* **Aim**
Write down each entry again, exactly as it reads.
>> Begin Supplied material
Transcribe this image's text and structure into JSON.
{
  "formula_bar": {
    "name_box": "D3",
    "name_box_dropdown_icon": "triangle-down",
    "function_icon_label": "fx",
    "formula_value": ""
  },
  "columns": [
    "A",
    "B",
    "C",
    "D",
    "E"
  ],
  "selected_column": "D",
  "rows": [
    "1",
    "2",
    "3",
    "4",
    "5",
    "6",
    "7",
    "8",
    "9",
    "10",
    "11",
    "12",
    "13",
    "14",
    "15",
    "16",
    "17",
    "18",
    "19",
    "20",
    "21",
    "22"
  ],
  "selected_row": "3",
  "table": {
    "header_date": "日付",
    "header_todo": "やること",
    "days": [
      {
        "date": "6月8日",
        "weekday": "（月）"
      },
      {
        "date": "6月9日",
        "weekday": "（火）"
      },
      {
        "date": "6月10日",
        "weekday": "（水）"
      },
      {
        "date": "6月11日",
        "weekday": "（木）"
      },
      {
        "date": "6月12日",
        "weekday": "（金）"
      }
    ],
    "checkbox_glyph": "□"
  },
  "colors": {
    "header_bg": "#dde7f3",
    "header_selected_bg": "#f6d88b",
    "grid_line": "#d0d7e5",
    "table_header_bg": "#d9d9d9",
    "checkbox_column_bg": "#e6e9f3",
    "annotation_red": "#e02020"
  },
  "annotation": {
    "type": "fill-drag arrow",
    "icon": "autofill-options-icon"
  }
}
>> End Supplied material
* **Result of this task**
Transcribe this image's text and structure into JSON.
{
  "formula_bar": {
    "name_box": "D3",
    "name_box_dropdown_icon": "triangle-down",
    "function_icon_label": "fx",
    "formula_value": ""
  },
  "columns": [
    "A",
    "B",
    "C",
    "D",
    "E"
  ],
  "selected_column": "D",
  "rows": [
    "1",
    "2",
    "3",
    "4",
    "5",
    "6",
    "7",
    "8",
    "9",
    "10",
    "11",
    "12",
    "13",
    "14",
    "15",
    "16",
    "17",
    "18",
    "19",
    "20",
    "21",
    "22"
  ],
  "selected_row": "3",
  "table": {
    "header_date": "日付",
    "header_todo": "やること",
    "days": [
      {
        "date": "6月8日",
        "weekday": "（月）"
      },
      {
        "date": "6月9日",
        "weekday": "（火）"
      },
      {
        "date": "6月10日",
        "weekday": "（水）"
      },
      {
        "date": "6月11日",
        "weekday": "（木）"
      },
      {
        "date": "6月12日",
        "weekday": "（金）"
      }
    ],
    "checkbox_glyph": "□"
  },
  "colors": {
    "header_bg": "#dde7f3",
    "header_selected_bg": "#f6d88b",
    "grid_line": "#d0d7e5",
    "table_header_bg": "#d9d9d9",
    "checkbox_column_bg": "#e6e9f3",
    "annotation_red": "#e02020"
  },
  "annotation": {
    "type": "fill-drag arrow",
    "icon": "autofill-options-icon"
  }
}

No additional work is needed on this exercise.